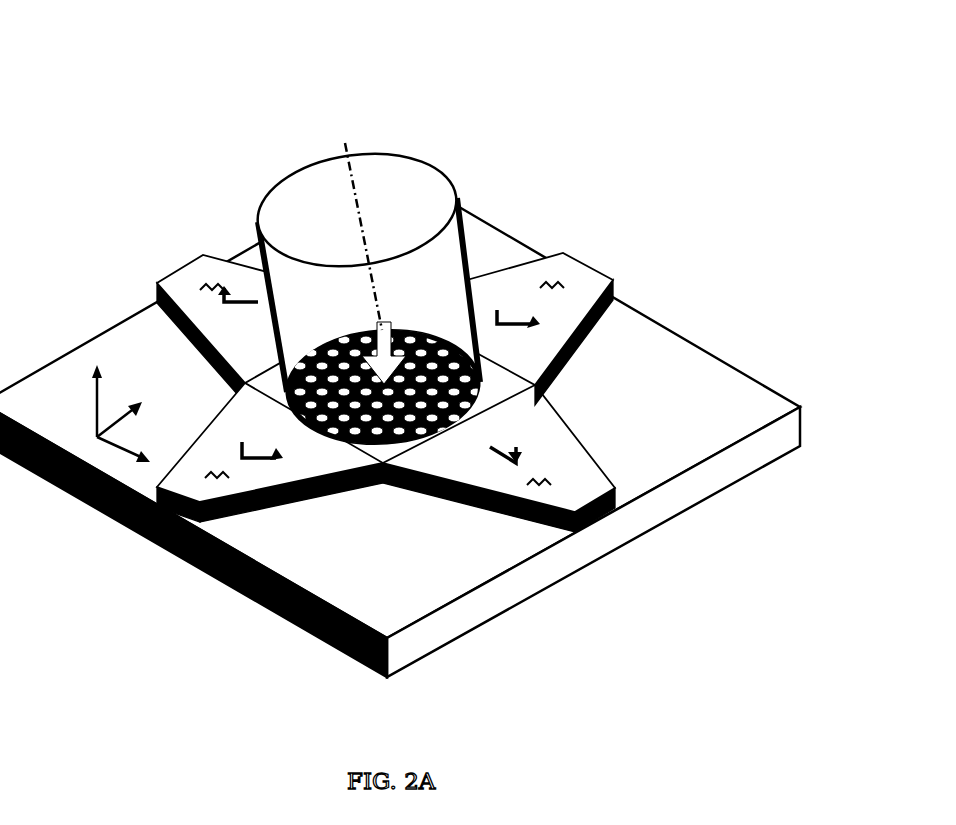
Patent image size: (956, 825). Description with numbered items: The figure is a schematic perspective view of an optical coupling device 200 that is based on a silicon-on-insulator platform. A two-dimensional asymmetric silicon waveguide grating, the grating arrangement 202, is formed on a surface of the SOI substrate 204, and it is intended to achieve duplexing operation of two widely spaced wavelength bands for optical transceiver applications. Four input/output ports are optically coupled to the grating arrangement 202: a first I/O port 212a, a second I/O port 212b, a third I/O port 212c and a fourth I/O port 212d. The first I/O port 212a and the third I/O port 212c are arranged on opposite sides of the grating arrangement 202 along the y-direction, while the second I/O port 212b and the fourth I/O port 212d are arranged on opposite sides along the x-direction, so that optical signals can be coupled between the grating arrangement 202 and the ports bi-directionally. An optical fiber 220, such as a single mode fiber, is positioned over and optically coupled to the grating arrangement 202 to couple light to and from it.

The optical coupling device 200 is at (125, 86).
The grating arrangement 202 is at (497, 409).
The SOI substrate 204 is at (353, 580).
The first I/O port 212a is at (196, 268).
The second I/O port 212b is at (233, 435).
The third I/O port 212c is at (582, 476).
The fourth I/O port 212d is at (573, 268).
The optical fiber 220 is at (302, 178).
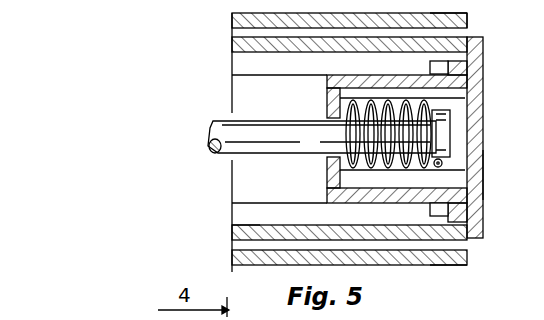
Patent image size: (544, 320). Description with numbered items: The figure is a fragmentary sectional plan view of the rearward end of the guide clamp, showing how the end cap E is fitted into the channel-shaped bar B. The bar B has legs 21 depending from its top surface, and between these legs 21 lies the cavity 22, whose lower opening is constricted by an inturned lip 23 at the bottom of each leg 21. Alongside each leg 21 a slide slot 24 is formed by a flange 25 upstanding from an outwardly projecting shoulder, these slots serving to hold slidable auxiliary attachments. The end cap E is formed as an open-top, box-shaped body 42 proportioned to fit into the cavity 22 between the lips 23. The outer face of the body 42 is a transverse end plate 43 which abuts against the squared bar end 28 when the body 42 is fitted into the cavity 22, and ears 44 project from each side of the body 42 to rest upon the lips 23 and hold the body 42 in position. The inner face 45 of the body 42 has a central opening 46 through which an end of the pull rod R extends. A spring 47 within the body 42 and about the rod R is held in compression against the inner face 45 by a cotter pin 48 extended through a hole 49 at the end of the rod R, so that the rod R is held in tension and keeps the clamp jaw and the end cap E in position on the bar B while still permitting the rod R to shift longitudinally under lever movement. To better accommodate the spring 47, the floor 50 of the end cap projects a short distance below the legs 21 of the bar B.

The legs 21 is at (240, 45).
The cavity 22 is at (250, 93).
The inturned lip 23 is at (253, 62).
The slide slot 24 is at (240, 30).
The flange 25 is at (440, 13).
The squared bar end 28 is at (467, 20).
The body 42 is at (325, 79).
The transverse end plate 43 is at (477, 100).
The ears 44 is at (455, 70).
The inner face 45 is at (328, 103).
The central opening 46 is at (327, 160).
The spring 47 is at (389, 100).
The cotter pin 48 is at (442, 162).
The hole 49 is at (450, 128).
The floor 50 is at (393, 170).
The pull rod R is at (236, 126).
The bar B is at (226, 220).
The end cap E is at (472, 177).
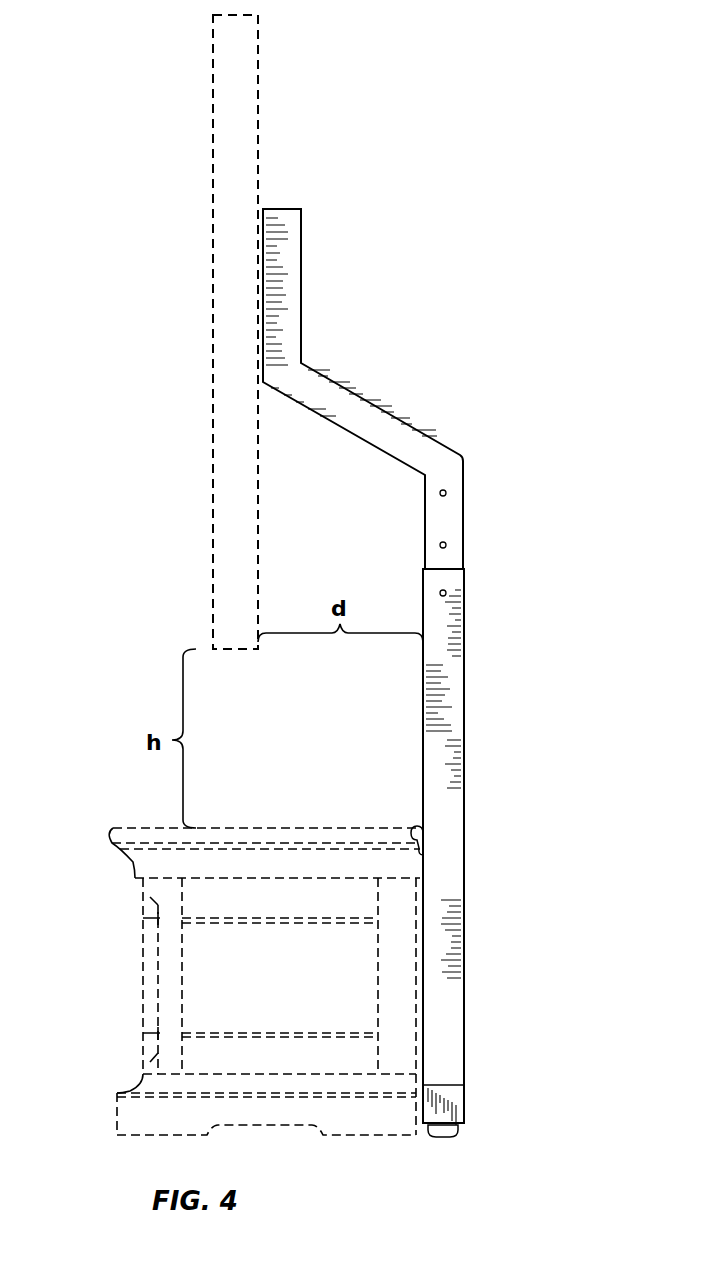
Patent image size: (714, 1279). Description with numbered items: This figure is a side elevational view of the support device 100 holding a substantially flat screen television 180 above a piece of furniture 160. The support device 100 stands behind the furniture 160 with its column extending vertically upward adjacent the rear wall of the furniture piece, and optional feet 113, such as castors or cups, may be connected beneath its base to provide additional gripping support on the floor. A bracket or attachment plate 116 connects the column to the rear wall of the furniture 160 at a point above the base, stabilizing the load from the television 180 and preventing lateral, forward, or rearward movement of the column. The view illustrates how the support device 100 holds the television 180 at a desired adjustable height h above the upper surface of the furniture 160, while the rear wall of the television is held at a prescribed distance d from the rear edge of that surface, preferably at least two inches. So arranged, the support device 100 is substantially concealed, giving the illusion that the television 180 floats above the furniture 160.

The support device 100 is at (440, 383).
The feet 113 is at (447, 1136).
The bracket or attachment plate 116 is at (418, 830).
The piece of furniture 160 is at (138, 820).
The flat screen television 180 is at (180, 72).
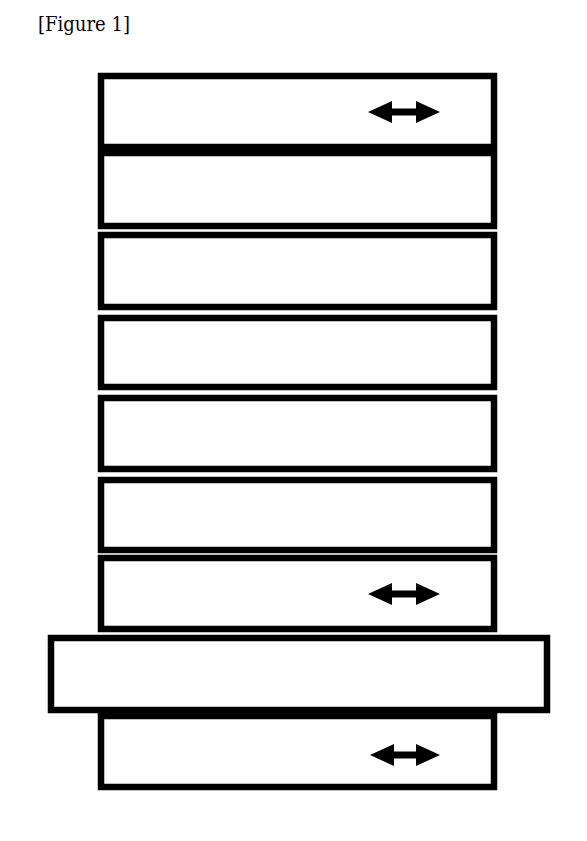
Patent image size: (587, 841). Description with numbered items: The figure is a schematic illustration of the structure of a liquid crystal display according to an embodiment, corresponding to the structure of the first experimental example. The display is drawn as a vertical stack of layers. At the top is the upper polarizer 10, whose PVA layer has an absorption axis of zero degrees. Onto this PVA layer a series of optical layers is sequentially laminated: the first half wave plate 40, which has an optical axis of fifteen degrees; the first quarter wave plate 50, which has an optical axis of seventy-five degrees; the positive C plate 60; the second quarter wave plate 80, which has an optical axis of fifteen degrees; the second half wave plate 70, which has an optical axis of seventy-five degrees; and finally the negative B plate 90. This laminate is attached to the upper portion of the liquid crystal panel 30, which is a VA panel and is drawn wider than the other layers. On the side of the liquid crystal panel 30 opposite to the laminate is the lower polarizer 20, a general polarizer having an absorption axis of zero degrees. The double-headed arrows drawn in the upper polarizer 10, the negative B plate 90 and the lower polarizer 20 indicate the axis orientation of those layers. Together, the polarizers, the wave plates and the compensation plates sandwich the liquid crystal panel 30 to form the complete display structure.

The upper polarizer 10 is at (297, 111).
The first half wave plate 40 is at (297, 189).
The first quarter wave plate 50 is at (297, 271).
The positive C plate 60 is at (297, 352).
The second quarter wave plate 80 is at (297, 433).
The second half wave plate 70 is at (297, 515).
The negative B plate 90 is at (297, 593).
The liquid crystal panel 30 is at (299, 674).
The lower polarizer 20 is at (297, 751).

····················

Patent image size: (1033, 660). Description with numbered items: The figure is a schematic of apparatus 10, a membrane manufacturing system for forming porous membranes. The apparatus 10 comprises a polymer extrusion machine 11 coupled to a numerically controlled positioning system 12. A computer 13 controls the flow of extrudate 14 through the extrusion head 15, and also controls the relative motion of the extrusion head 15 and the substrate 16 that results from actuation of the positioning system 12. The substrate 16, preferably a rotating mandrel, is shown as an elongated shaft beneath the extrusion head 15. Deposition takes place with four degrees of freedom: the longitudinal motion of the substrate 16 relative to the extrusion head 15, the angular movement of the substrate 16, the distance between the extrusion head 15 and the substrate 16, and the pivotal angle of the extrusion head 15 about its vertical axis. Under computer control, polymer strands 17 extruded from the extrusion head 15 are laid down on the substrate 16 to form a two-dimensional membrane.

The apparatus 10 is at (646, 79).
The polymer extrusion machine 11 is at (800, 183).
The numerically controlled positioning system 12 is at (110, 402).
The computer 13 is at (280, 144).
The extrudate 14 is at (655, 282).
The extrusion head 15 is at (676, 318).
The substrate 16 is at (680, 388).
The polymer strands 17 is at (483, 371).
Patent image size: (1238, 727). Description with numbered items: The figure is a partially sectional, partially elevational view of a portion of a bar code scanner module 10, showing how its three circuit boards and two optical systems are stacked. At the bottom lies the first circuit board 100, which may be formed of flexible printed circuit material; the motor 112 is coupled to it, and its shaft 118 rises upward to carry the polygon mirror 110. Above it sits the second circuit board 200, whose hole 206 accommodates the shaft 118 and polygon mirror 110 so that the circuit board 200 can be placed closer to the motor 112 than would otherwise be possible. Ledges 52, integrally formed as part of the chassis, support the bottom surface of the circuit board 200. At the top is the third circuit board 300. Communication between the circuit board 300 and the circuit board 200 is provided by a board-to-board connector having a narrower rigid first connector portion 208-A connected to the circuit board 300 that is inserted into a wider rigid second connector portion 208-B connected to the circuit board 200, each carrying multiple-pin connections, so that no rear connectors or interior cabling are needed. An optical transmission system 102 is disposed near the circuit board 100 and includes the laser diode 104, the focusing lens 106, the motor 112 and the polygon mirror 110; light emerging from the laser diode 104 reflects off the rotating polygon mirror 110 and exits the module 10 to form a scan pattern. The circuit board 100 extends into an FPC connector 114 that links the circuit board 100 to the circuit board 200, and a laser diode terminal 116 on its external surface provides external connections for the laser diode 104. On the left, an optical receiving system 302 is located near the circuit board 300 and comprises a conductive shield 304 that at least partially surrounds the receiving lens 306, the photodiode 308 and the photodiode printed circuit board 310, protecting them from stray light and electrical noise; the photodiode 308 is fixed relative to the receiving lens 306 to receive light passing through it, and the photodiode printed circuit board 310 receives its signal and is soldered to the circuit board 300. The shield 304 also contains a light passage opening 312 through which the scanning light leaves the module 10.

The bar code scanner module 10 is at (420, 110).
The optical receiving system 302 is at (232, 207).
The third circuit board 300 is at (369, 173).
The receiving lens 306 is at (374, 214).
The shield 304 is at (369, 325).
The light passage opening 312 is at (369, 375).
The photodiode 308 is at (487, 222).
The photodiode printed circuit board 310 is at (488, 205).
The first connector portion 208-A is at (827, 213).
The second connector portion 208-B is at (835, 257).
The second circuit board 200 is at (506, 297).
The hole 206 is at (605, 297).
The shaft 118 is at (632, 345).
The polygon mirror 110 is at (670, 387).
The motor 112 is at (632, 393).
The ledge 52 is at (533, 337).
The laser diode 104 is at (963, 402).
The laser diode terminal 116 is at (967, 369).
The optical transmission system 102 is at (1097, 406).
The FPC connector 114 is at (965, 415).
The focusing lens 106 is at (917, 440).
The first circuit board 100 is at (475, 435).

····················

Exercise task —
Copy out the lines of the records from the line with "Patent image size: (956, 825)." up to and including the line with "The third I/O port 212c is at (582, 476).", unchanged.

Correct answer —
Patent image size: (956, 825). Description with numbered items: The figure is a schematic perspective view of an optical coupling device 200 that is based on a silicon-on-insulator platform. A two-dimensional asymmetric silicon waveguide grating, the grating arrangement 202, is formed on a surface of the SOI substrate 204, and it is intended to achieve duplexing operation of two widely spaced wavelength bands for optical transceiver applications. Four input/output ports are optically coupled to the grating arrangement 202: a first I/O port 212a, a second I/O port 212b, a third I/O port 212c and a fourth I/O port 212d. The first I/O port 212a and the third I/O port 212c are arranged on opposite sides of the grating arrangement 202 along the y-direction, while the second I/O port 212b and the fourth I/O port 212d are arranged on opposite sides along the x-direction, so that optical signals can be coupled between the grating arrangement 202 and the ports bi-directionally. An optical fiber 220, such as a single mode fiber, is positioned over and optically coupled to the grating arrangement 202 to couple light to and from it.

The optical coupling device 200 is at (125, 86).
The grating arrangement 202 is at (497, 409).
The SOI substrate 204 is at (353, 580).
The first I/O port 212a is at (196, 268).
The second I/O port 212b is at (233, 435).
The third I/O port 212c is at (582, 476).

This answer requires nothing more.